Start of STORED ROWS

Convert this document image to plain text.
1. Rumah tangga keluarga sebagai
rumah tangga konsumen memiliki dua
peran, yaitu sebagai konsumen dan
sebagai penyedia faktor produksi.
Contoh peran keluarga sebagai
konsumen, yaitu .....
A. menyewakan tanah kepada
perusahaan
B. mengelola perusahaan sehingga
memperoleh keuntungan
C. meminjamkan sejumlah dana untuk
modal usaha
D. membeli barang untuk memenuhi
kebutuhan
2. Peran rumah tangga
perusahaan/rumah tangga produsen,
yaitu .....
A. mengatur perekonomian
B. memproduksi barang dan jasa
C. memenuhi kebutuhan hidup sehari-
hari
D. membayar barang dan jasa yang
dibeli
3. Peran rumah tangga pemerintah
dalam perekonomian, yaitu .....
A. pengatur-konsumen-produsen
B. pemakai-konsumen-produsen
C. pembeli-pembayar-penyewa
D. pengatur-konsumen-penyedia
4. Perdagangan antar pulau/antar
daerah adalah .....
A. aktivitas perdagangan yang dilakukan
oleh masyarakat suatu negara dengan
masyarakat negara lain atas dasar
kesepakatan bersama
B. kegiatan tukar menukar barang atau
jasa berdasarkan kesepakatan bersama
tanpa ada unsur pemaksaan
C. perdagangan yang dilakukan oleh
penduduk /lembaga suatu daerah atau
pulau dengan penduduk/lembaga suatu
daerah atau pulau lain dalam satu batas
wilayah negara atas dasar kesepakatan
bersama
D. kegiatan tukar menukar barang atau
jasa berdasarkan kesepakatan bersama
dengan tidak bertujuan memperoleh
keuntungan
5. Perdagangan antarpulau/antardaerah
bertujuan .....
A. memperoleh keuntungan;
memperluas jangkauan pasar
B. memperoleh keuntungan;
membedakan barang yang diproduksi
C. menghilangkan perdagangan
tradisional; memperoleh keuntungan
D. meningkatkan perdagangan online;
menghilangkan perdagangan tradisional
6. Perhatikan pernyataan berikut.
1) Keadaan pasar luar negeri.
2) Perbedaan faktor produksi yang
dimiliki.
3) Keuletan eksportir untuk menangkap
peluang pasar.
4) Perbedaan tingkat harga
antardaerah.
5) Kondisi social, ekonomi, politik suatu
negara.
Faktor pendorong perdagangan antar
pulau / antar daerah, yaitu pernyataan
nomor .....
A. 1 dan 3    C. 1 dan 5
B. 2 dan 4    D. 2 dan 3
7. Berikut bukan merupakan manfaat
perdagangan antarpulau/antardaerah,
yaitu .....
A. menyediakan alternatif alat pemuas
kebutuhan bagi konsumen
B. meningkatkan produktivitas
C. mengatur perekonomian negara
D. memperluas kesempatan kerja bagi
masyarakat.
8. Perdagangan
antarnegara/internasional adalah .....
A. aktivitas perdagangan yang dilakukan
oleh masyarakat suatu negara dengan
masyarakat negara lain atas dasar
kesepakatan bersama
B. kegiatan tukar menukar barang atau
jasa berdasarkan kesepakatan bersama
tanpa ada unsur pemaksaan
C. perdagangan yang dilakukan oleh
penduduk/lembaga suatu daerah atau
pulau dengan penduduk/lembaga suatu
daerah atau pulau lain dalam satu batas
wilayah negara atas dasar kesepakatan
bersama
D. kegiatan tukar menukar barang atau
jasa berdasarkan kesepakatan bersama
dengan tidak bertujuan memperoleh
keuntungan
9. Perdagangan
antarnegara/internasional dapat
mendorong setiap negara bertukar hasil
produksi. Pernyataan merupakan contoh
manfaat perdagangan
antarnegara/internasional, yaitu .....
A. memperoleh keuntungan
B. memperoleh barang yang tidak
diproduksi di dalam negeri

End of STORED ROWS
Start of STORED ROWS

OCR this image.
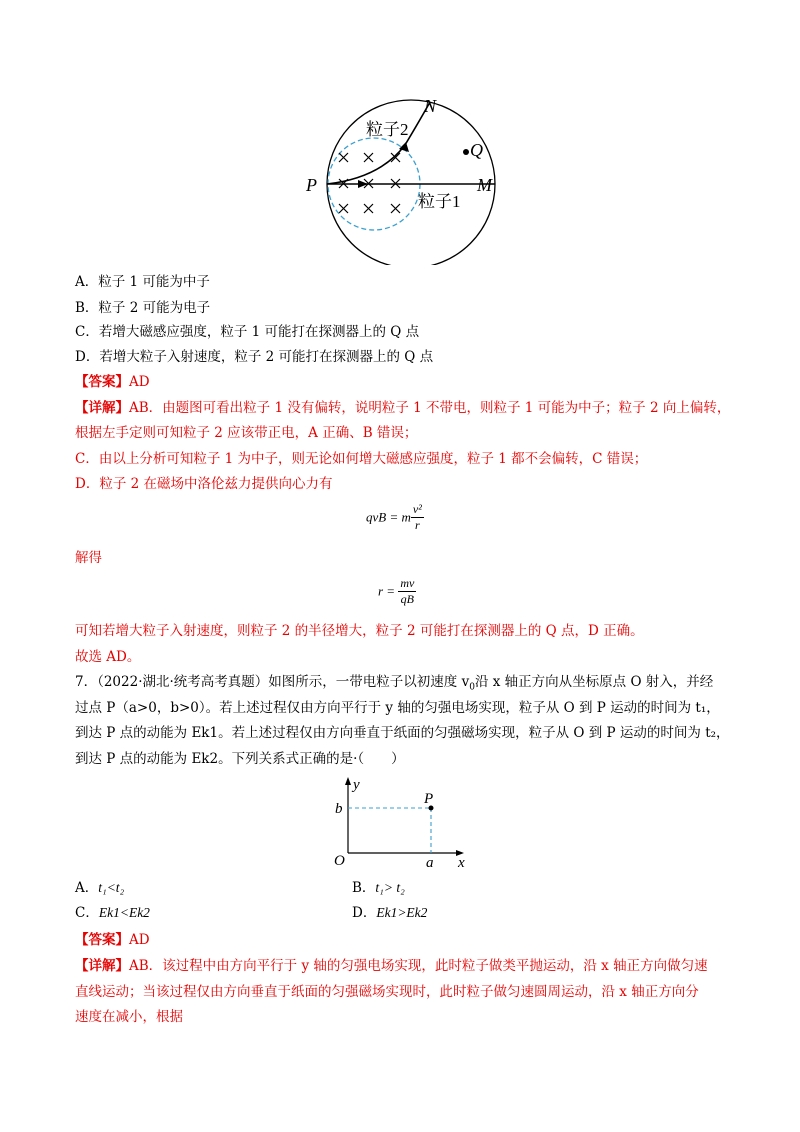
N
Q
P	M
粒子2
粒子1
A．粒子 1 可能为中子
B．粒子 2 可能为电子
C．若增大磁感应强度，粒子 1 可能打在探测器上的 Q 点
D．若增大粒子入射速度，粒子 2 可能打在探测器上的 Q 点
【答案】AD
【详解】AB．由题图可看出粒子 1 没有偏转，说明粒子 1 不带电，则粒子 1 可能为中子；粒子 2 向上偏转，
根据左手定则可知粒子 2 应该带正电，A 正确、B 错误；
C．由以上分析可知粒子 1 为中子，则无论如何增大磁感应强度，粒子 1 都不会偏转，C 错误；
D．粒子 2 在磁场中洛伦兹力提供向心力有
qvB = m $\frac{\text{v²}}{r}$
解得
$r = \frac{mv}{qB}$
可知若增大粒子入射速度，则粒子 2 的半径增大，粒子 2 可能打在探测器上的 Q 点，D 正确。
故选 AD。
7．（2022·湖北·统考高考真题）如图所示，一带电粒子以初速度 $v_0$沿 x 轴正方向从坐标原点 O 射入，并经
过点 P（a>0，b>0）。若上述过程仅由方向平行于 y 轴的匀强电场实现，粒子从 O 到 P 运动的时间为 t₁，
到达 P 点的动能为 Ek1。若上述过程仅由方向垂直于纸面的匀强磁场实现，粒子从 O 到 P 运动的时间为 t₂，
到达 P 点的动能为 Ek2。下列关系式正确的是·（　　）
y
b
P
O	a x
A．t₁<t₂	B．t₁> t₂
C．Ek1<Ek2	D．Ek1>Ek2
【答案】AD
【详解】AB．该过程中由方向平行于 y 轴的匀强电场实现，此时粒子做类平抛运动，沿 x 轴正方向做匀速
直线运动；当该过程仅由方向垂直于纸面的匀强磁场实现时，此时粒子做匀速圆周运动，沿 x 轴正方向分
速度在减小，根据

End of STORED ROWS

### GIVEN TASK
Determine the number of lines in the listing that contain the string "perekonomian". Write that number and nothing else.

### RESPONSE
3